__Work required__
Check each line below for the word "werde", and copy those that have it.

__Items__

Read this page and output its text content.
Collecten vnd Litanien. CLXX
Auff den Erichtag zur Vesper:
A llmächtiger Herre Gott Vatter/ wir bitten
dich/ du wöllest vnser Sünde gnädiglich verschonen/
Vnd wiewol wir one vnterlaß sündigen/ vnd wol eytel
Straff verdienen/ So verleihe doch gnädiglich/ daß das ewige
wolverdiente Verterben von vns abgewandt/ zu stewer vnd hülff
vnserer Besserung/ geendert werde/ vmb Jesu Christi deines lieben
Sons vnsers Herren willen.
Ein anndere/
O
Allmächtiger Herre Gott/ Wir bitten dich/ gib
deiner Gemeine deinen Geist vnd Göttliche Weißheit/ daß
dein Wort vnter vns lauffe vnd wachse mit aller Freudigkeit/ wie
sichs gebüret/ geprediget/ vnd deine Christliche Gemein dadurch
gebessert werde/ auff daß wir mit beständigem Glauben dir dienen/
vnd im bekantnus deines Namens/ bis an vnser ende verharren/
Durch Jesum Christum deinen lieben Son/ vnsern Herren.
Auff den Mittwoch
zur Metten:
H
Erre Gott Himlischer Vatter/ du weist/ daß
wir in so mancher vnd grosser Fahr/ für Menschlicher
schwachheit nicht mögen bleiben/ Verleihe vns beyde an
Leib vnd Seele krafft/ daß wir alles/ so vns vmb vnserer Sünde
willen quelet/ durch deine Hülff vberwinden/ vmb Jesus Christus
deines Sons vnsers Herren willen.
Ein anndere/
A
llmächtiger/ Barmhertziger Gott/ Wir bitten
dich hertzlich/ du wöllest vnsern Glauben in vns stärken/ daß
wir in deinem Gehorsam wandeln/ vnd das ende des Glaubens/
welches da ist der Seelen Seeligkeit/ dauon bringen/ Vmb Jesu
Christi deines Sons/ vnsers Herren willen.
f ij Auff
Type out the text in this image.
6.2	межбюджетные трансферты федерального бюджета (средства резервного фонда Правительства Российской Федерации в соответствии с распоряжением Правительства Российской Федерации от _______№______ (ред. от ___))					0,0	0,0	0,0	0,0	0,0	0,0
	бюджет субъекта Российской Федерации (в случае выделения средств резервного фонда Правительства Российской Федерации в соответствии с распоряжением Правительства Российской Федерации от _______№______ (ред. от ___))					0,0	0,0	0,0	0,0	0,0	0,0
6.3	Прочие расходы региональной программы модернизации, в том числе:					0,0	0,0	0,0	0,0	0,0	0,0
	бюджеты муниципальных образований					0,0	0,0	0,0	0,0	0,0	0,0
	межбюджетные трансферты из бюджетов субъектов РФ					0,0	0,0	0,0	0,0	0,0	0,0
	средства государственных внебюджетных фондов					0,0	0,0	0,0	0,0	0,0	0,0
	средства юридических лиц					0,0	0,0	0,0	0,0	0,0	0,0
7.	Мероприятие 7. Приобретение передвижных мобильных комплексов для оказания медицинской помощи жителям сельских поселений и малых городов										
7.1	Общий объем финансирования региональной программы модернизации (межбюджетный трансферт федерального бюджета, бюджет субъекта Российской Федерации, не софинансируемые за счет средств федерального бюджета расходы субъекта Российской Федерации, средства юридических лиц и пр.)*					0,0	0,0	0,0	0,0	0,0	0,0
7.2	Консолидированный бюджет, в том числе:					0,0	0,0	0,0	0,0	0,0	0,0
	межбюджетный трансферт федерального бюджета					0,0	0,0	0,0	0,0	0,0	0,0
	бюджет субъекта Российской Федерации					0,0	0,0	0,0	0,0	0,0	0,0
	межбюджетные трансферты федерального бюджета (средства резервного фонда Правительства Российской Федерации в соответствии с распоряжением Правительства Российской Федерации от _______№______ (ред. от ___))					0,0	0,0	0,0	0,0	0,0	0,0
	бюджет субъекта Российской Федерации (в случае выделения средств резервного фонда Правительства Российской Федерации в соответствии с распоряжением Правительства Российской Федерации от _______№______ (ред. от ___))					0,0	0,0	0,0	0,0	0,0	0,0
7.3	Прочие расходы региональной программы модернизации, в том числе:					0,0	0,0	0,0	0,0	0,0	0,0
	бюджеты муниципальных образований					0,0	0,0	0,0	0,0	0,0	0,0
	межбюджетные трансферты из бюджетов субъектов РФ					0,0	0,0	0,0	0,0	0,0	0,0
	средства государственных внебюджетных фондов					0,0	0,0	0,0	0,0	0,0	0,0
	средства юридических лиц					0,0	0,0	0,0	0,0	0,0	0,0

__Response to the task__
vnserer Besserung/ geendert werde/ vmb Jesu Christi deines lieben
gebessert werde/ auff daß wir mit beständigem Glauben dir dienen/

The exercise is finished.